Instruction:
Locate the string "oraz" throughout the material and copy every line in which it occurs.

------ Stored rows

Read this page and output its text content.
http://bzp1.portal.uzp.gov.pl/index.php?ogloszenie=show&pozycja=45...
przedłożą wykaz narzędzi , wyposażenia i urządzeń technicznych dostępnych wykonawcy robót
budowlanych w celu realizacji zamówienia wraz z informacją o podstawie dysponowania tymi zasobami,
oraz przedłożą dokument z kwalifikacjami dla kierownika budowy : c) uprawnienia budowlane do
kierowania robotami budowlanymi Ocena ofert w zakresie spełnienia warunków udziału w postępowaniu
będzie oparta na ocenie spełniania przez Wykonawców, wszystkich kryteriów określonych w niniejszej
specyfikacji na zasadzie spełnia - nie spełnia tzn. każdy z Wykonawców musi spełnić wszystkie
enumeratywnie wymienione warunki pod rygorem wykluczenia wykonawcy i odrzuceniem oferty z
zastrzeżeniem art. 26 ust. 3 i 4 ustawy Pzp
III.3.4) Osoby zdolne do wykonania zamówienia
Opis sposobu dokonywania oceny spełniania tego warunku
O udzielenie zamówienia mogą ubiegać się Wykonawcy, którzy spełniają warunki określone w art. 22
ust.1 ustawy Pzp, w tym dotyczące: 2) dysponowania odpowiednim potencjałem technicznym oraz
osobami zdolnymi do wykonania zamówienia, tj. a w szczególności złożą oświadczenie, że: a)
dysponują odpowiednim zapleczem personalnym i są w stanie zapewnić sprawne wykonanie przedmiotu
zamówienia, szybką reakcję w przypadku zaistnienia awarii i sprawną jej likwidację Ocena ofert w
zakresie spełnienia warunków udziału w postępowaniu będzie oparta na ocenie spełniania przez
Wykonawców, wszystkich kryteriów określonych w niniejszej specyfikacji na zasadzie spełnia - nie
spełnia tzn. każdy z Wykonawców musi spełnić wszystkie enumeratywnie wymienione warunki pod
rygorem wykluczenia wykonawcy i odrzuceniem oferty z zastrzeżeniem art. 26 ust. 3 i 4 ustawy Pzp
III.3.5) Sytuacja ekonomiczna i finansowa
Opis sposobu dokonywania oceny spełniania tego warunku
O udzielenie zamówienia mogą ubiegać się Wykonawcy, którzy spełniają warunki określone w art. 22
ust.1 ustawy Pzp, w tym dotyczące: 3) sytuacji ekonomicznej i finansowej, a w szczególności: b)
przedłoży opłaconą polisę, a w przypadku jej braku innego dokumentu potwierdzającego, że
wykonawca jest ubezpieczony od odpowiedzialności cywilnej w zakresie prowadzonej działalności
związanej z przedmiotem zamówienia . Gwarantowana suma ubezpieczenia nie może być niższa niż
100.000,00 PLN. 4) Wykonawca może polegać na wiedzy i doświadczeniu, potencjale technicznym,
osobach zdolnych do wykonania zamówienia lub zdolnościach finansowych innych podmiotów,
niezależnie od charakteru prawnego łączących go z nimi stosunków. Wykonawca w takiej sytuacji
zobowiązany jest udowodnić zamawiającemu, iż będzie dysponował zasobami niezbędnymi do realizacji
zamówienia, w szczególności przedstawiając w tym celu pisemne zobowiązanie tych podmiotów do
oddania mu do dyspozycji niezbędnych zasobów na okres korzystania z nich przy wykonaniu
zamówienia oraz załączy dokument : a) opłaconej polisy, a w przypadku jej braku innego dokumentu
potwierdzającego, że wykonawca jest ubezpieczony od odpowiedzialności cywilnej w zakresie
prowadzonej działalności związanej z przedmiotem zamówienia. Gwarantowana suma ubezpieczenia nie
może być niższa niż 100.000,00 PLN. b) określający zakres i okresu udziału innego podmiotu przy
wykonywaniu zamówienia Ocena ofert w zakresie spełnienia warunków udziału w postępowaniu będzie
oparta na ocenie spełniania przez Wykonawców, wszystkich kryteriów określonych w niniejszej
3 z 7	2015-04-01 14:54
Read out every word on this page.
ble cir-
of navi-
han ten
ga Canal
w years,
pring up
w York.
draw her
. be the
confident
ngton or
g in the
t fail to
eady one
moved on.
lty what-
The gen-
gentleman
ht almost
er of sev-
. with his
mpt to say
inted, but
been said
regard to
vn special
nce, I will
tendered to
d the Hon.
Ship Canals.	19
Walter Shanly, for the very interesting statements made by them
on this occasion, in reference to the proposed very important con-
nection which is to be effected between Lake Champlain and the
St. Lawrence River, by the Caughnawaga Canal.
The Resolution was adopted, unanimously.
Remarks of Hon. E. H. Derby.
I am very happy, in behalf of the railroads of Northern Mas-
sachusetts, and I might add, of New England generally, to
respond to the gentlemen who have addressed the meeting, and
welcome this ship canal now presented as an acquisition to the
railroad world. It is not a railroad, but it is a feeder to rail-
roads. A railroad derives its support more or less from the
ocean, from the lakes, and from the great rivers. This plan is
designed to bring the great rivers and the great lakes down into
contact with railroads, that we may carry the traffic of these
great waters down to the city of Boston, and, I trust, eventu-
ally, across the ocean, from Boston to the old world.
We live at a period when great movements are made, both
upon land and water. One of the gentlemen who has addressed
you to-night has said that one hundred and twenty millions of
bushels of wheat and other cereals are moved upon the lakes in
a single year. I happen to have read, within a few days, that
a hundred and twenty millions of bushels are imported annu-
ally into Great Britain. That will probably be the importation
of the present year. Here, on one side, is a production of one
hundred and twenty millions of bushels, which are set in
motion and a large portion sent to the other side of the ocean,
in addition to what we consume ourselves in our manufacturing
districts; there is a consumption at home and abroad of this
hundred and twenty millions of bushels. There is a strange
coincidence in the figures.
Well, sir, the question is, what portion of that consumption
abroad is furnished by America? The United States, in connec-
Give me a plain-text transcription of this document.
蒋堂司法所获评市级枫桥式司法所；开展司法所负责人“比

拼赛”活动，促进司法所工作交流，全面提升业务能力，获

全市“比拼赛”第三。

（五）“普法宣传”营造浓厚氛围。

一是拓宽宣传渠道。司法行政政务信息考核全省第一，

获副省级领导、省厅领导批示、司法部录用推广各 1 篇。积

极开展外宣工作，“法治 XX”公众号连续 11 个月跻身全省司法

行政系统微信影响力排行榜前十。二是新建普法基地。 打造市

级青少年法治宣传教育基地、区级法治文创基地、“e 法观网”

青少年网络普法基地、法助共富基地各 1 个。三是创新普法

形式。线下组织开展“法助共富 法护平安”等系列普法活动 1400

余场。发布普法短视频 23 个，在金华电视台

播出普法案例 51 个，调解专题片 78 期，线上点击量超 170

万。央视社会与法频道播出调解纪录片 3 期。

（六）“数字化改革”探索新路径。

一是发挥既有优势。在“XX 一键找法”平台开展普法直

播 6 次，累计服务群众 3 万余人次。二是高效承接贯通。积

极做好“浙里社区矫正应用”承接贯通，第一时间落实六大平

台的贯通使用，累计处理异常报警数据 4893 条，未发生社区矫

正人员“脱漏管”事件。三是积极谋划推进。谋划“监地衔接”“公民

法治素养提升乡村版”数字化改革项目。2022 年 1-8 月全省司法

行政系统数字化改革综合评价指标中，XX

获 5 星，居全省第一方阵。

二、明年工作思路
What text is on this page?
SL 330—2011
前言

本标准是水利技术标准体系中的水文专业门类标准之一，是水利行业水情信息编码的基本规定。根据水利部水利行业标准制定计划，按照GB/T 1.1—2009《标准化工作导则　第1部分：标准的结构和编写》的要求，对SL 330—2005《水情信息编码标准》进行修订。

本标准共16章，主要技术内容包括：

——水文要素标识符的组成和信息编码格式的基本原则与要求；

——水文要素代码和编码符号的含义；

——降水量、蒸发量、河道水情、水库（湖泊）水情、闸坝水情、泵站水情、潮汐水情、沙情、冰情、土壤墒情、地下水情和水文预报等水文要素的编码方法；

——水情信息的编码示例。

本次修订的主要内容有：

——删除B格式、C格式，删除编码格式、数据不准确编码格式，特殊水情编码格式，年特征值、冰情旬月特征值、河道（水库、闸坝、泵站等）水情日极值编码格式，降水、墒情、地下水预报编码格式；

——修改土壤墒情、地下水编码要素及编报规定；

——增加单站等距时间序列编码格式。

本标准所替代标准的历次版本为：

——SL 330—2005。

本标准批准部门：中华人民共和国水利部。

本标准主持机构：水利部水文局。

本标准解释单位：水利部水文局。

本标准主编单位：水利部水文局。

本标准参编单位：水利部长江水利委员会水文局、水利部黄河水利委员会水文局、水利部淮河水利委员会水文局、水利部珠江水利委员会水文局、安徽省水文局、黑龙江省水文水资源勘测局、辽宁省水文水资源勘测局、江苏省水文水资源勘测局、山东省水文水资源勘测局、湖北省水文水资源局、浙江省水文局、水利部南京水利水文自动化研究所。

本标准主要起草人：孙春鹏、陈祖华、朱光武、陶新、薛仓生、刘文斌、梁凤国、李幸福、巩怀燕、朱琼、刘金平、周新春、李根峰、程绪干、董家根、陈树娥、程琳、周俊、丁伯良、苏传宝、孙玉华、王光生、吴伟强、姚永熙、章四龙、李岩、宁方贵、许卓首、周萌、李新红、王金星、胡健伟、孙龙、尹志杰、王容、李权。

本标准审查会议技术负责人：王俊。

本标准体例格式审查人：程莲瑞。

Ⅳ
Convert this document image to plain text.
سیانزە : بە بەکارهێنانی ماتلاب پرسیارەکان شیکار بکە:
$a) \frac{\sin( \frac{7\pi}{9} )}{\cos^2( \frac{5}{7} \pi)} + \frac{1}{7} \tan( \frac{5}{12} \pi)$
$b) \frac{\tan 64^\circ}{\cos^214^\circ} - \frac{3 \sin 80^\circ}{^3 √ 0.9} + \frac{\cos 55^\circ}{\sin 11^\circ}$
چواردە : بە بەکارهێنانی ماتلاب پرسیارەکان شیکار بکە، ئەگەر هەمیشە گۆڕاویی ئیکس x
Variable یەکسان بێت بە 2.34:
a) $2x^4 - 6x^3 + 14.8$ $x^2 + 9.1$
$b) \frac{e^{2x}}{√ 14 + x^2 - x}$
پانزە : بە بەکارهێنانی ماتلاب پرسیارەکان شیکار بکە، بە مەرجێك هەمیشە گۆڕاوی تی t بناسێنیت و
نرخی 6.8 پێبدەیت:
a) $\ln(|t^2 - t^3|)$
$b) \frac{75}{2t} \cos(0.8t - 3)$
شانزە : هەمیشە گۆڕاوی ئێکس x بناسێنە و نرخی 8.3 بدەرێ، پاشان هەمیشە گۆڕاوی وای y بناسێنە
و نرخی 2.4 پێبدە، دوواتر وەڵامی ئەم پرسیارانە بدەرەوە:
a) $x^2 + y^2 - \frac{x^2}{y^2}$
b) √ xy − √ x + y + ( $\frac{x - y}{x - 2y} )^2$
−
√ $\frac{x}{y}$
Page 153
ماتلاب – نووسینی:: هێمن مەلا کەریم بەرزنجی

------------

Task response:
oraz przedłożą dokument z kwalifikacjami dla kierownika budowy : c) uprawnienia budowlane do
ust.1 ustawy Pzp, w tym dotyczące: 2) dysponowania odpowiednim potencjałem technicznym oraz
zamówienia oraz załączy dokument : a) opłaconej polisy, a w przypadku jej braku innego dokumentu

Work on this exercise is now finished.